* **WORK REQUIRED**
Determine how many lines carry the word "Time". Output that number only.

* **EXTRACTED INFORMATION**
====================

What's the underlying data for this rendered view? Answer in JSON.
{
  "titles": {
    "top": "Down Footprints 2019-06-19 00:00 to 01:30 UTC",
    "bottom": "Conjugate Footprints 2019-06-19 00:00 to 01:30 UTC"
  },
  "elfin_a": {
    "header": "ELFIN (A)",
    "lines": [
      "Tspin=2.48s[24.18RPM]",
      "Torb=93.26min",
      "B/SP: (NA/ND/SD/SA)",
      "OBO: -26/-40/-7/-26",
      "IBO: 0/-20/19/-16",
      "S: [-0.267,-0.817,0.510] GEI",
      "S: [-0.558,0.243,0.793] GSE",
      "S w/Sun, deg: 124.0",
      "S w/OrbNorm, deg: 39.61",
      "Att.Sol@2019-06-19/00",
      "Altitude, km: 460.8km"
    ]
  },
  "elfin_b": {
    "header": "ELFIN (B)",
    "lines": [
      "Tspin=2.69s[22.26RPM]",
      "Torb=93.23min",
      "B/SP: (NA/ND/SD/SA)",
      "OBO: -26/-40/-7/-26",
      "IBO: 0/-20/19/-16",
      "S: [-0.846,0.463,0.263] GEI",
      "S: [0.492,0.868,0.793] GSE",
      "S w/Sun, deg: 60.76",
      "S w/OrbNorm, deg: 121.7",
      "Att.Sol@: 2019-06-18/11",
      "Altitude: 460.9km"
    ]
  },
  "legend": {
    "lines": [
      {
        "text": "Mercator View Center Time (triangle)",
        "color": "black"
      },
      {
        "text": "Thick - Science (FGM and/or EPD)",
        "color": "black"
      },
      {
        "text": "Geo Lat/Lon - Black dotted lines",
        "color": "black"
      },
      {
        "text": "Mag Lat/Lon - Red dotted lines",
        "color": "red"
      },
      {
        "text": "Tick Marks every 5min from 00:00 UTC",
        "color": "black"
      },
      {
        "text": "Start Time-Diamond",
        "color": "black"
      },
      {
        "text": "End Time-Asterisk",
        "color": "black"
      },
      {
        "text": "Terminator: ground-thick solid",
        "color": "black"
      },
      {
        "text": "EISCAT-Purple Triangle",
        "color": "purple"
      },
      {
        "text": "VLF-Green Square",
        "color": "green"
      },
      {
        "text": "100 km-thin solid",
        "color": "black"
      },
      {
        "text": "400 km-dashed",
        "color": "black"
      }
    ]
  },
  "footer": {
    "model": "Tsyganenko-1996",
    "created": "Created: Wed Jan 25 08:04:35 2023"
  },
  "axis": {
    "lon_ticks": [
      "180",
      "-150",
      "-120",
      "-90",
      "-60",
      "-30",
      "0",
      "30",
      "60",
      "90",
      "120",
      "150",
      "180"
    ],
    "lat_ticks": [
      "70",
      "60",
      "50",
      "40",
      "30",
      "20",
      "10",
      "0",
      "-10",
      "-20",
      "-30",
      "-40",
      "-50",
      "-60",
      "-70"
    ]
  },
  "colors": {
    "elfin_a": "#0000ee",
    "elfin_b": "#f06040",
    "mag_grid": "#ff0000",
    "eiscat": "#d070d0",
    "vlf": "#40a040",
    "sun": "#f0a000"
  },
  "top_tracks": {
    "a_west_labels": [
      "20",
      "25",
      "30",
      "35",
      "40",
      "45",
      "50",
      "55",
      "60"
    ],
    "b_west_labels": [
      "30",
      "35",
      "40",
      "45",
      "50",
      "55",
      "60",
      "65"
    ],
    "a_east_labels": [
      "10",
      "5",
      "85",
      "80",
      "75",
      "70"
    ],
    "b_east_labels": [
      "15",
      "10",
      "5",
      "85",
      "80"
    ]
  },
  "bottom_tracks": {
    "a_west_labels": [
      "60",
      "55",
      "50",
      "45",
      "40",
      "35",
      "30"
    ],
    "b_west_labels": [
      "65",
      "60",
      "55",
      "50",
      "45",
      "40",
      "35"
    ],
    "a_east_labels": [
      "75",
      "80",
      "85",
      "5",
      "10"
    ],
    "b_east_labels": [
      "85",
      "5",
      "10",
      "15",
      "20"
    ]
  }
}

====================

* **CORRECT RESPONSE**
3